*DATA FOR THIS EXERCISE*
----

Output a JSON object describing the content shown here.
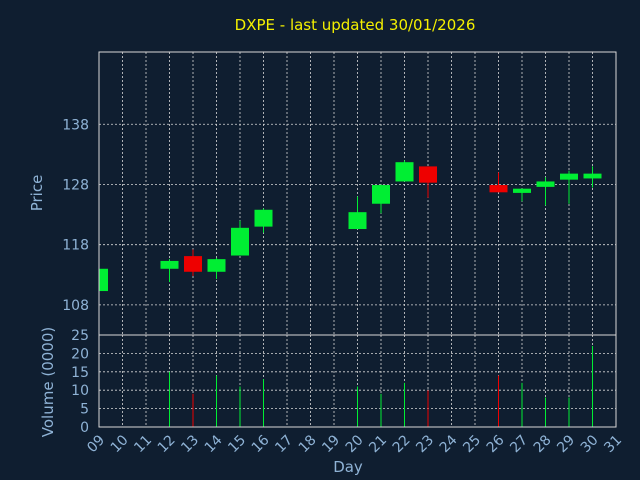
{
  "chart_data": [
    {
      "type": "candlestick",
      "title": "DXPE - last updated 30/01/2026",
      "ylabel": "Price",
      "ylim": [
        103,
        150
      ],
      "yticks": [
        "108",
        "118",
        "128",
        "138"
      ],
      "grid": true,
      "candles": [
        {
          "day": "09",
          "open": 110.3,
          "high": 114.0,
          "low": 110.3,
          "close": 114.0
        },
        {
          "day": "12",
          "open": 114.0,
          "high": 115.6,
          "low": 111.8,
          "close": 115.3
        },
        {
          "day": "13",
          "open": 116.1,
          "high": 117.2,
          "low": 112.8,
          "close": 113.5
        },
        {
          "day": "14",
          "open": 113.5,
          "high": 115.8,
          "low": 112.3,
          "close": 115.6
        },
        {
          "day": "15",
          "open": 116.2,
          "high": 122.0,
          "low": 116.2,
          "close": 120.8
        },
        {
          "day": "16",
          "open": 121.0,
          "high": 124.0,
          "low": 120.0,
          "close": 123.8
        },
        {
          "day": "20",
          "open": 120.6,
          "high": 126.0,
          "low": 120.6,
          "close": 123.4
        },
        {
          "day": "21",
          "open": 124.8,
          "high": 128.0,
          "low": 123.2,
          "close": 127.9
        },
        {
          "day": "22",
          "open": 128.5,
          "high": 132.0,
          "low": 128.5,
          "close": 131.7
        },
        {
          "day": "23",
          "open": 131.0,
          "high": 131.0,
          "low": 125.8,
          "close": 128.3
        },
        {
          "day": "26",
          "open": 127.9,
          "high": 130.0,
          "low": 126.7,
          "close": 126.7
        },
        {
          "day": "27",
          "open": 126.6,
          "high": 127.3,
          "low": 125.2,
          "close": 127.3
        },
        {
          "day": "28",
          "open": 127.6,
          "high": 129.2,
          "low": 124.5,
          "close": 128.5
        },
        {
          "day": "29",
          "open": 128.8,
          "high": 130.3,
          "low": 124.8,
          "close": 129.8
        },
        {
          "day": "30",
          "open": 129.0,
          "high": 131.0,
          "low": 127.5,
          "close": 129.8
        }
      ]
    },
    {
      "type": "bar",
      "ylabel": "Volume (0000)",
      "xlabel": "Day",
      "ylim": [
        0,
        25
      ],
      "yticks": [
        "0",
        "5",
        "10",
        "15",
        "20",
        "25"
      ],
      "categories": [
        "09",
        "10",
        "11",
        "12",
        "13",
        "14",
        "15",
        "16",
        "17",
        "18",
        "19",
        "20",
        "21",
        "22",
        "23",
        "24",
        "25",
        "26",
        "27",
        "28",
        "29",
        "30",
        "31"
      ],
      "volumes": [
        {
          "day": "12",
          "value": 15,
          "direction": "up"
        },
        {
          "day": "13",
          "value": 9,
          "direction": "down"
        },
        {
          "day": "14",
          "value": 14,
          "direction": "up"
        },
        {
          "day": "15",
          "value": 11,
          "direction": "up"
        },
        {
          "day": "16",
          "value": 13,
          "direction": "up"
        },
        {
          "day": "20",
          "value": 11,
          "direction": "up"
        },
        {
          "day": "21",
          "value": 9,
          "direction": "up"
        },
        {
          "day": "22",
          "value": 12,
          "direction": "up"
        },
        {
          "day": "23",
          "value": 10,
          "direction": "down"
        },
        {
          "day": "26",
          "value": 14,
          "direction": "down"
        },
        {
          "day": "27",
          "value": 12,
          "direction": "up"
        },
        {
          "day": "28",
          "value": 8,
          "direction": "up"
        },
        {
          "day": "29",
          "value": 8,
          "direction": "up"
        },
        {
          "day": "30",
          "value": 22,
          "direction": "up"
        }
      ]
    }
  ],
  "colors": {
    "background": "#0f1e30",
    "up": "#00ee33",
    "down": "#ee0000",
    "title": "#f4f000",
    "label": "#8fb3d6",
    "grid": "#d8d8d8"
  }
}
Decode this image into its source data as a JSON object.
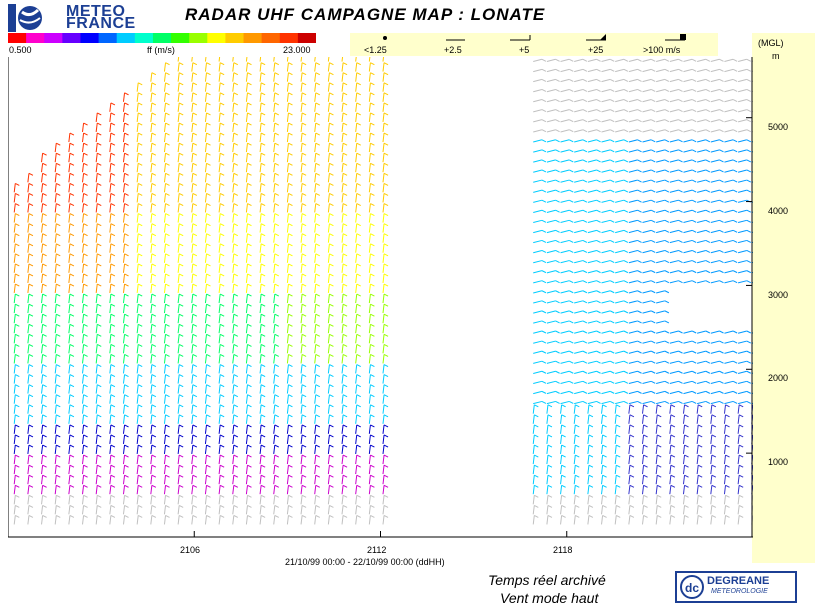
{
  "header": {
    "logo_text_line1": "METEO",
    "logo_text_line2": "FRANCE",
    "title": "RADAR UHF CAMPAGNE MAP : LONATE"
  },
  "legend": {
    "min": "0.500",
    "unit": "ff (m/s)",
    "max": "23.000",
    "colors": [
      "#ff0000",
      "#ff00cc",
      "#cc00ff",
      "#6600ff",
      "#0000ff",
      "#0066ff",
      "#00ccff",
      "#00ffcc",
      "#00ff66",
      "#33ff00",
      "#99ff00",
      "#ffff00",
      "#ffcc00",
      "#ff9900",
      "#ff6600",
      "#ff3300",
      "#cc0000"
    ],
    "barb_scale": [
      "<1.25",
      "+2.5",
      "+5",
      "+25",
      ">100 m/s"
    ]
  },
  "yaxis": {
    "label": "(MGL)",
    "unit": "m",
    "ticks": [
      "5000",
      "4000",
      "3000",
      "2000",
      "1000"
    ]
  },
  "xaxis": {
    "ticks": [
      "2106",
      "2112",
      "2118"
    ],
    "range": "21/10/99 00:00 - 22/10/99 00:00 (ddHH)"
  },
  "status": {
    "line1": "Temps réel archivé",
    "line2": "Vent mode haut"
  },
  "brand": {
    "name": "DEGREANE",
    "sub": "METEOROLOGIE"
  },
  "chart_data": {
    "type": "scatter",
    "title": "RADAR UHF CAMPAGNE MAP : LONATE",
    "xlabel": "21/10/99 00:00 - 22/10/99 00:00 (ddHH)",
    "ylabel": "(MGL) m",
    "xlim": [
      2100,
      2124
    ],
    "ylim": [
      0,
      5700
    ],
    "x_ticks": [
      2106,
      2112,
      2118
    ],
    "y_ticks": [
      1000,
      2000,
      3000,
      4000,
      5000
    ],
    "data_gap": [
      2112.5,
      2116.5
    ],
    "color_scale": {
      "min": 0.5,
      "max": 23.0,
      "unit": "ff (m/s)"
    },
    "grid": false
  }
}
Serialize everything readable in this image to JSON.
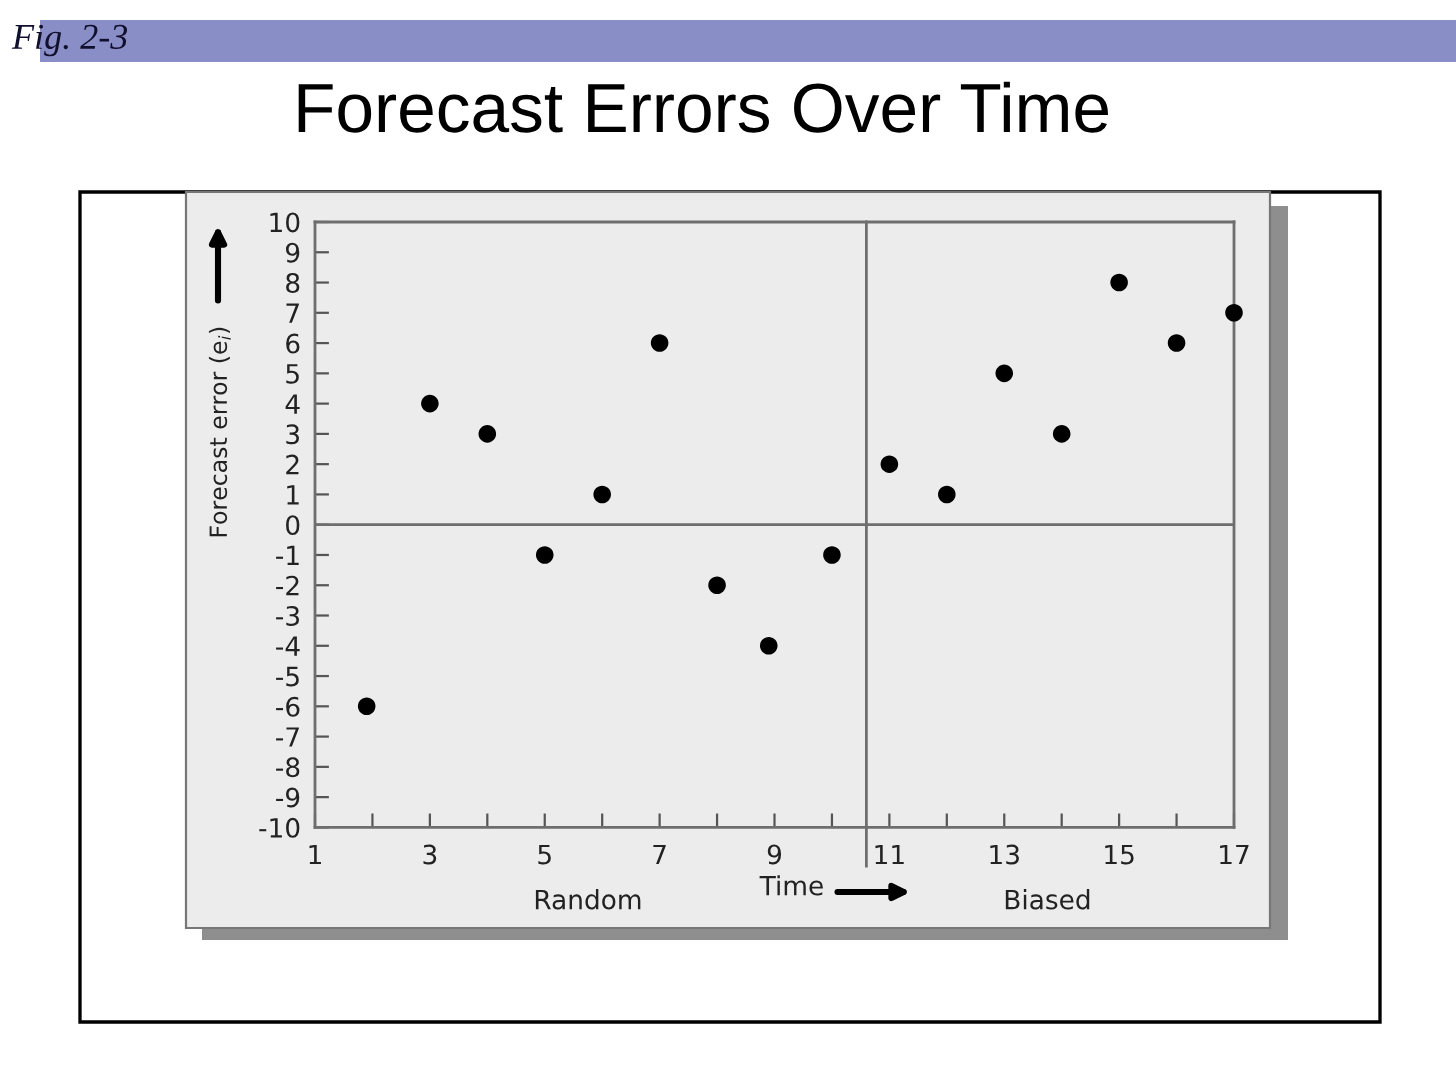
{
  "chart_data": {
    "type": "scatter",
    "title": "Forecast Errors Over Time",
    "xlabel": "Time",
    "ylabel": "Forecast error (e$_{i}$)",
    "annotations": [
      "Fig. 2-3",
      "Random",
      "Biased"
    ],
    "x": [
      1.9,
      3,
      4,
      5,
      6,
      7,
      8,
      8.9,
      10,
      11,
      12,
      13,
      14,
      15,
      16,
      17
    ],
    "series": [
      {
        "color": "#000000",
        "values": [
          -6,
          4,
          3,
          -1,
          1,
          6,
          -2,
          -4,
          -1,
          2,
          1,
          5,
          3,
          8,
          6,
          7
        ]
      }
    ],
    "xlim": [
      1,
      17
    ],
    "ylim": [
      -10,
      10
    ],
    "xticks": [
      1,
      {
        "value": 2,
        "label": null
      },
      3,
      {
        "value": 4,
        "label": null
      },
      5,
      {
        "value": 6,
        "label": null
      },
      7,
      {
        "value": 8,
        "label": null
      },
      9,
      {
        "value": 10,
        "label": null
      },
      11,
      {
        "value": 12,
        "label": null
      },
      13,
      {
        "value": 14,
        "label": null
      },
      15,
      {
        "value": 16,
        "label": null
      },
      17
    ],
    "yticks": [
      -10,
      -9,
      -8,
      -7,
      -6,
      -5,
      -4,
      -3,
      -2,
      -1,
      0,
      1,
      2,
      3,
      4,
      5,
      6,
      7,
      8,
      9,
      10
    ],
    "ref_lines": [
      {
        "axis": "x",
        "value": 10.6,
        "color": "#6e6e6e"
      },
      {
        "axis": "y",
        "value": 0,
        "color": "#6e6e6e"
      }
    ],
    "grid": false,
    "legend": false,
    "marker": "circle"
  }
}
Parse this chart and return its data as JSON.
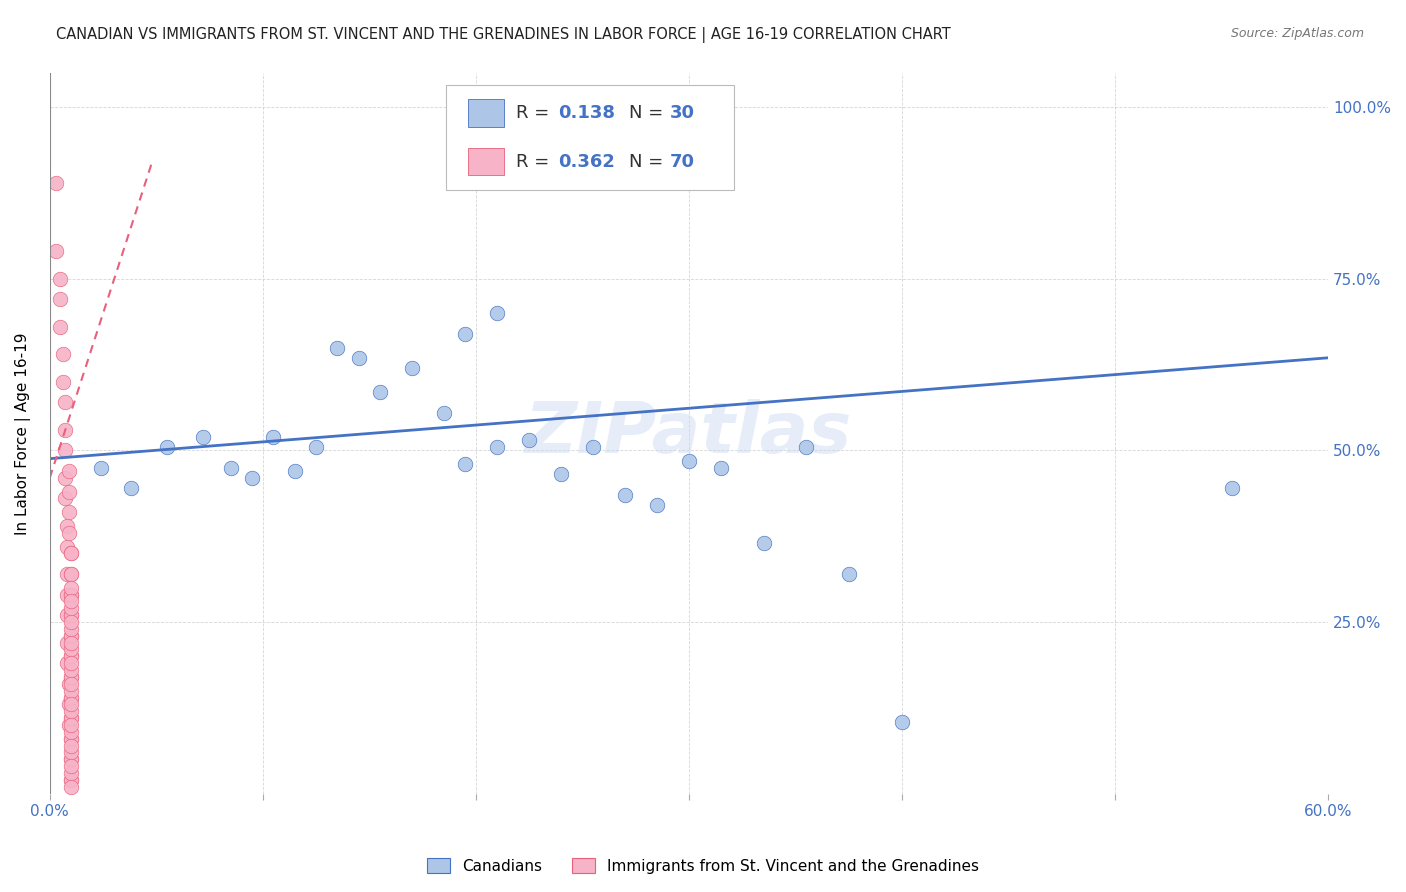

----

*AIM OF THE EXERCISE*
Write out all the entries exactly, except for the pictures.

*RESULT*
Output a JSON object describing the content shown here.
{
  "chart_data": [
    {
      "type": "candlestick",
      "title": "DXPE - last updated 30/01/2026",
      "ylabel": "Price",
      "ylim": [
        103,
        150
      ],
      "yticks": [
        "108",
        "118",
        "128",
        "138"
      ],
      "grid": true,
      "candles": [
        {
          "day": "09",
          "open": 110.3,
          "high": 114.0,
          "low": 110.3,
          "close": 114.0
        },
        {
          "day": "12",
          "open": 114.0,
          "high": 115.6,
          "low": 111.8,
          "close": 115.3
        },
        {
          "day": "13",
          "open": 116.1,
          "high": 117.2,
          "low": 112.8,
          "close": 113.5
        },
        {
          "day": "14",
          "open": 113.5,
          "high": 115.8,
          "low": 112.3,
          "close": 115.6
        },
        {
          "day": "15",
          "open": 116.2,
          "high": 122.0,
          "low": 116.2,
          "close": 120.8
        },
        {
          "day": "16",
          "open": 121.0,
          "high": 124.0,
          "low": 120.0,
          "close": 123.8
        },
        {
          "day": "20",
          "open": 120.6,
          "high": 126.0,
          "low": 120.6,
          "close": 123.4
        },
        {
          "day": "21",
          "open": 124.8,
          "high": 128.0,
          "low": 123.2,
          "close": 127.9
        },
        {
          "day": "22",
          "open": 128.5,
          "high": 132.0,
          "low": 128.5,
          "close": 131.7
        },
        {
          "day": "23",
          "open": 131.0,
          "high": 131.0,
          "low": 125.8,
          "close": 128.3
        },
        {
          "day": "26",
          "open": 127.9,
          "high": 130.0,
          "low": 126.7,
          "close": 126.7
        },
        {
          "day": "27",
          "open": 126.6,
          "high": 127.3,
          "low": 125.2,
          "close": 127.3
        },
        {
          "day": "28",
          "open": 127.6,
          "high": 129.2,
          "low": 124.5,
          "close": 128.5
        },
        {
          "day": "29",
          "open": 128.8,
          "high": 130.3,
          "low": 124.8,
          "close": 129.8
        },
        {
          "day": "30",
          "open": 129.0,
          "high": 131.0,
          "low": 127.5,
          "close": 129.8
        }
      ]
    },
    {
      "type": "bar",
      "ylabel": "Volume (0000)",
      "xlabel": "Day",
      "ylim": [
        0,
        25
      ],
      "yticks": [
        "0",
        "5",
        "10",
        "15",
        "20",
        "25"
      ],
      "categories": [
        "09",
        "10",
        "11",
        "12",
        "13",
        "14",
        "15",
        "16",
        "17",
        "18",
        "19",
        "20",
        "21",
        "22",
        "23",
        "24",
        "25",
        "26",
        "27",
        "28",
        "29",
        "30",
        "31"
      ],
      "volumes": [
        {
          "day": "12",
          "value": 15,
          "direction": "up"
        },
        {
          "day": "13",
          "value": 9,
          "direction": "down"
        },
        {
          "day": "14",
          "value": 14,
          "direction": "up"
        },
        {
          "day": "15",
          "value": 11,
          "direction": "up"
        },
        {
          "day": "16",
          "value": 13,
          "direction": "up"
        },
        {
          "day": "20",
          "value": 11,
          "direction": "up"
        },
        {
          "day": "21",
          "value": 9,
          "direction": "up"
        },
        {
          "day": "22",
          "value": 12,
          "direction": "up"
        },
        {
          "day": "23",
          "value": 10,
          "direction": "down"
        },
        {
          "day": "26",
          "value": 14,
          "direction": "down"
        },
        {
          "day": "27",
          "value": 12,
          "direction": "up"
        },
        {
          "day": "28",
          "value": 8,
          "direction": "up"
        },
        {
          "day": "29",
          "value": 8,
          "direction": "up"
        },
        {
          "day": "30",
          "value": 22,
          "direction": "up"
        }
      ]
    }
  ],
  "colors": {
    "background": "#0f1e30",
    "up": "#00ee33",
    "down": "#ee0000",
    "title": "#f4f000",
    "label": "#8fb3d6",
    "grid": "#d8d8d8"
  }
}
Decode this image into its source data as a JSON object.
{
  "header": {
    "logo_text_line1": "METEO",
    "logo_text_line2": "FRANCE",
    "title": "RADAR UHF CAMPAGNE MAP : LONATE"
  },
  "legend": {
    "min": "0.500",
    "unit": "ff (m/s)",
    "max": "23.000",
    "colors": [
      "#ff0000",
      "#ff00cc",
      "#cc00ff",
      "#6600ff",
      "#0000ff",
      "#0066ff",
      "#00ccff",
      "#00ffcc",
      "#00ff66",
      "#33ff00",
      "#99ff00",
      "#ffff00",
      "#ffcc00",
      "#ff9900",
      "#ff6600",
      "#ff3300",
      "#cc0000"
    ],
    "barb_scale": [
      "<1.25",
      "+2.5",
      "+5",
      "+25",
      ">100 m/s"
    ]
  },
  "yaxis": {
    "label": "(MGL)",
    "unit": "m",
    "ticks": [
      "5000",
      "4000",
      "3000",
      "2000",
      "1000"
    ]
  },
  "xaxis": {
    "ticks": [
      "2106",
      "2112",
      "2118"
    ],
    "range": "21/10/99 00:00 - 22/10/99 00:00 (ddHH)"
  },
  "status": {
    "line1": "Temps réel archivé",
    "line2": "Vent mode haut"
  },
  "brand": {
    "name": "DEGREANE",
    "sub": "METEOROLOGIE"
  },
  "chart_data": {
    "type": "scatter",
    "title": "RADAR UHF CAMPAGNE MAP : LONATE",
    "xlabel": "21/10/99 00:00 - 22/10/99 00:00 (ddHH)",
    "ylabel": "(MGL) m",
    "xlim": [
      2100,
      2124
    ],
    "ylim": [
      0,
      5700
    ],
    "x_ticks": [
      2106,
      2112,
      2118
    ],
    "y_ticks": [
      1000,
      2000,
      3000,
      4000,
      5000
    ],
    "data_gap": [
      2112.5,
      2116.5
    ],
    "color_scale": {
      "min": 0.5,
      "max": 23.0,
      "unit": "ff (m/s)"
    },
    "grid": false
  }
}
Serialize everything readable in this image to JSON.
{
  "chart_data": {
    "type": "scatter",
    "title": "Forecast Errors Over Time",
    "xlabel": "Time",
    "ylabel": "Forecast error (e$_{i}$)",
    "annotations": [
      "Fig. 2-3",
      "Random",
      "Biased"
    ],
    "x": [
      1.9,
      3,
      4,
      5,
      6,
      7,
      8,
      8.9,
      10,
      11,
      12,
      13,
      14,
      15,
      16,
      17
    ],
    "series": [
      {
        "color": "#000000",
        "values": [
          -6,
          4,
          3,
          -1,
          1,
          6,
          -2,
          -4,
          -1,
          2,
          1,
          5,
          3,
          8,
          6,
          7
        ]
      }
    ],
    "xlim": [
      1,
      17
    ],
    "ylim": [
      -10,
      10
    ],
    "xticks": [
      1,
      {
        "value": 2,
        "label": null
      },
      3,
      {
        "value": 4,
        "label": null
      },
      5,
      {
        "value": 6,
        "label": null
      },
      7,
      {
        "value": 8,
        "label": null
      },
      9,
      {
        "value": 10,
        "label": null
      },
      11,
      {
        "value": 12,
        "label": null
      },
      13,
      {
        "value": 14,
        "label": null
      },
      15,
      {
        "value": 16,
        "label": null
      },
      17
    ],
    "yticks": [
      -10,
      -9,
      -8,
      -7,
      -6,
      -5,
      -4,
      -3,
      -2,
      -1,
      0,
      1,
      2,
      3,
      4,
      5,
      6,
      7,
      8,
      9,
      10
    ],
    "ref_lines": [
      {
        "axis": "x",
        "value": 10.6,
        "color": "#6e6e6e"
      },
      {
        "axis": "y",
        "value": 0,
        "color": "#6e6e6e"
      }
    ],
    "grid": false,
    "legend": false,
    "marker": "circle"
  }
}
Parse this chart and return its data as JSON.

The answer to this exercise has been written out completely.